Reproduce the full listing that appears beneath this instruction exactly.
== Exercise material
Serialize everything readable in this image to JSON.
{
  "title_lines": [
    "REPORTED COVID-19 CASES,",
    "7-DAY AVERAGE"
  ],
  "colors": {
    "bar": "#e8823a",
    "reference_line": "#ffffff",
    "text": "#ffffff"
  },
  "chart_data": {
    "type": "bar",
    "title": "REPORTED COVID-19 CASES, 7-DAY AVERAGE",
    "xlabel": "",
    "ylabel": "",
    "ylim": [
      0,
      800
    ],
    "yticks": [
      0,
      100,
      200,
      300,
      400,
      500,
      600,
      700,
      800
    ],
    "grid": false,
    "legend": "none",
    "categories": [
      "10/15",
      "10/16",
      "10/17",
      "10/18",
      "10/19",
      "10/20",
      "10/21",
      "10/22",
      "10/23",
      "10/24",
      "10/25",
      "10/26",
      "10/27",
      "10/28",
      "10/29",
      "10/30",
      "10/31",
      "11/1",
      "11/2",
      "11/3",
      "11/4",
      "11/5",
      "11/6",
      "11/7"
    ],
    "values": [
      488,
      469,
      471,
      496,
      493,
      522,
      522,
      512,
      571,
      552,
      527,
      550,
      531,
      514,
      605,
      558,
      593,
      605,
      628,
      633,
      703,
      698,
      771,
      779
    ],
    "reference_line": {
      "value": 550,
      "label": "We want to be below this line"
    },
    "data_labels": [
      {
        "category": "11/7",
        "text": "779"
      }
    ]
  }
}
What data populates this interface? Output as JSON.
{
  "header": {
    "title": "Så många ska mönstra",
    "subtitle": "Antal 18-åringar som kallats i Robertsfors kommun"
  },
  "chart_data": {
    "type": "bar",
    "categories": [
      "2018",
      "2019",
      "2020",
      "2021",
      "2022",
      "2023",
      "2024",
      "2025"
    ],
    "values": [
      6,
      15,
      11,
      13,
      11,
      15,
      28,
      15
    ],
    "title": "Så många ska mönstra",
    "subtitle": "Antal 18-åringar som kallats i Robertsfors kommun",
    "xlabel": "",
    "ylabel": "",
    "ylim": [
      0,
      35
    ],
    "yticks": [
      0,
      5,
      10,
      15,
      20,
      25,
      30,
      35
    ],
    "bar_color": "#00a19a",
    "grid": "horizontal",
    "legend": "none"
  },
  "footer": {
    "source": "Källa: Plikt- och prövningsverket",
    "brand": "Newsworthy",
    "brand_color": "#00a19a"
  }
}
====
**Exercise solution**
Serialize everything readable in this image to JSON.
{
  "title_lines": [
    "REPORTED COVID-19 CASES,",
    "7-DAY AVERAGE"
  ],
  "colors": {
    "bar": "#e8823a",
    "reference_line": "#ffffff",
    "text": "#ffffff"
  },
  "chart_data": {
    "type": "bar",
    "title": "REPORTED COVID-19 CASES, 7-DAY AVERAGE",
    "xlabel": "",
    "ylabel": "",
    "ylim": [
      0,
      800
    ],
    "yticks": [
      0,
      100,
      200,
      300,
      400,
      500,
      600,
      700,
      800
    ],
    "grid": false,
    "legend": "none",
    "categories": [
      "10/15",
      "10/16",
      "10/17",
      "10/18",
      "10/19",
      "10/20",
      "10/21",
      "10/22",
      "10/23",
      "10/24",
      "10/25",
      "10/26",
      "10/27",
      "10/28",
      "10/29",
      "10/30",
      "10/31",
      "11/1",
      "11/2",
      "11/3",
      "11/4",
      "11/5",
      "11/6",
      "11/7"
    ],
    "values": [
      488,
      469,
      471,
      496,
      493,
      522,
      522,
      512,
      571,
      552,
      527,
      550,
      531,
      514,
      605,
      558,
      593,
      605,
      628,
      633,
      703,
      698,
      771,
      779
    ],
    "reference_line": {
      "value": 550,
      "label": "We want to be below this line"
    },
    "data_labels": [
      {
        "category": "11/7",
        "text": "779"
      }
    ]
  }
}
What data populates this interface? Output as JSON.
{
  "header": {
    "title": "Så många ska mönstra",
    "subtitle": "Antal 18-åringar som kallats i Robertsfors kommun"
  },
  "chart_data": {
    "type": "bar",
    "categories": [
      "2018",
      "2019",
      "2020",
      "2021",
      "2022",
      "2023",
      "2024",
      "2025"
    ],
    "values": [
      6,
      15,
      11,
      13,
      11,
      15,
      28,
      15
    ],
    "title": "Så många ska mönstra",
    "subtitle": "Antal 18-åringar som kallats i Robertsfors kommun",
    "xlabel": "",
    "ylabel": "",
    "ylim": [
      0,
      35
    ],
    "yticks": [
      0,
      5,
      10,
      15,
      20,
      25,
      30,
      35
    ],
    "bar_color": "#00a19a",
    "grid": "horizontal",
    "legend": "none"
  },
  "footer": {
    "source": "Källa: Plikt- och prövningsverket",
    "brand": "Newsworthy",
    "brand_color": "#00a19a"
  }
}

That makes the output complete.